* _STATED PROBLEM_
Print the whole listing exactly.

Raw records:
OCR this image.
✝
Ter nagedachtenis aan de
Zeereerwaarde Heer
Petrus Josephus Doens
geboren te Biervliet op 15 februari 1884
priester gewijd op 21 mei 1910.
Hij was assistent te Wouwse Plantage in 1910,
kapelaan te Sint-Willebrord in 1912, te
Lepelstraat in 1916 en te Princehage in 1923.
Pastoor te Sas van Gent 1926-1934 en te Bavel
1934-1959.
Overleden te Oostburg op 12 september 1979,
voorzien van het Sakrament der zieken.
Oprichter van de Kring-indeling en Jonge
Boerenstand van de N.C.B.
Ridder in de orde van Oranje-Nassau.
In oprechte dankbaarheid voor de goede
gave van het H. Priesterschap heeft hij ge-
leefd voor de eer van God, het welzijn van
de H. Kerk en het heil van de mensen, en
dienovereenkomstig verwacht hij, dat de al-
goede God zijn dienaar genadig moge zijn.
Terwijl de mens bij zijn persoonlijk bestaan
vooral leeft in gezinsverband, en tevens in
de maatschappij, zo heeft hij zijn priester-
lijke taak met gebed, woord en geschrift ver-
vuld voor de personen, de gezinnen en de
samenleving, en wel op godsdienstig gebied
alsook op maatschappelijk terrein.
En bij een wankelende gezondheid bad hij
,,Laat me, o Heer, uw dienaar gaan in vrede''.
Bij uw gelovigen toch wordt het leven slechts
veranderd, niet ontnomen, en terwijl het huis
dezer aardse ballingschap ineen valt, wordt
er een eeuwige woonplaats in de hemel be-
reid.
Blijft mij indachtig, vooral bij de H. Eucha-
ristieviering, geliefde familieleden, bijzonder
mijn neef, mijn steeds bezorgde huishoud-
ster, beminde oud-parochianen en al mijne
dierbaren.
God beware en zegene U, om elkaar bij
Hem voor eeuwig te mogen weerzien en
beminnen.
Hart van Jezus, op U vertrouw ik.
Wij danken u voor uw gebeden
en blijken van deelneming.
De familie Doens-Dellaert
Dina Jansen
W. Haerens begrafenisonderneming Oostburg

* _TASK ANSWER_
OCR this image.
✝
Ter nagedachtenis aan de
Zeereerwaarde Heer
Petrus Josephus Doens
geboren te Biervliet op 15 februari 1884
priester gewijd op 21 mei 1910.
Hij was assistent te Wouwse Plantage in 1910,
kapelaan te Sint-Willebrord in 1912, te
Lepelstraat in 1916 en te Princehage in 1923.
Pastoor te Sas van Gent 1926-1934 en te Bavel
1934-1959.
Overleden te Oostburg op 12 september 1979,
voorzien van het Sakrament der zieken.
Oprichter van de Kring-indeling en Jonge
Boerenstand van de N.C.B.
Ridder in de orde van Oranje-Nassau.
In oprechte dankbaarheid voor de goede
gave van het H. Priesterschap heeft hij ge-
leefd voor de eer van God, het welzijn van
de H. Kerk en het heil van de mensen, en
dienovereenkomstig verwacht hij, dat de al-
goede God zijn dienaar genadig moge zijn.
Terwijl de mens bij zijn persoonlijk bestaan
vooral leeft in gezinsverband, en tevens in
de maatschappij, zo heeft hij zijn priester-
lijke taak met gebed, woord en geschrift ver-
vuld voor de personen, de gezinnen en de
samenleving, en wel op godsdienstig gebied
alsook op maatschappelijk terrein.
En bij een wankelende gezondheid bad hij
,,Laat me, o Heer, uw dienaar gaan in vrede''.
Bij uw gelovigen toch wordt het leven slechts
veranderd, niet ontnomen, en terwijl het huis
dezer aardse ballingschap ineen valt, wordt
er een eeuwige woonplaats in de hemel be-
reid.
Blijft mij indachtig, vooral bij de H. Eucha-
ristieviering, geliefde familieleden, bijzonder
mijn neef, mijn steeds bezorgde huishoud-
ster, beminde oud-parochianen en al mijne
dierbaren.
God beware en zegene U, om elkaar bij
Hem voor eeuwig te mogen weerzien en
beminnen.
Hart van Jezus, op U vertrouw ik.
Wij danken u voor uw gebeden
en blijken van deelneming.
De familie Doens-Dellaert
Dina Jansen
W. Haerens begrafenisonderneming Oostburg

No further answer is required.